> Records shown:
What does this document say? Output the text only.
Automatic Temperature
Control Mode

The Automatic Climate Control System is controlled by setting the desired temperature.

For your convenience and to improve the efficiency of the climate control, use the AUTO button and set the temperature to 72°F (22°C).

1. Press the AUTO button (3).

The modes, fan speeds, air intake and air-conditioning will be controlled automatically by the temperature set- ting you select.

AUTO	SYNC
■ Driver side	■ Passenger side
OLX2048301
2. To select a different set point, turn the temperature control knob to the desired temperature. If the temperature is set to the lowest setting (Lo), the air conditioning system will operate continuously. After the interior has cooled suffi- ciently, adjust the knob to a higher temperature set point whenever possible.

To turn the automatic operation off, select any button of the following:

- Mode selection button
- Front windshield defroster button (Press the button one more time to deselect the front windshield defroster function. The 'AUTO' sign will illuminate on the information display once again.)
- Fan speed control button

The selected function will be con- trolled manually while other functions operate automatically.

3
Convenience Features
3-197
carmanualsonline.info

> Problem to solve:
Check each line of the data above for the string "button" and report only how many lines have it.

> Task result:
6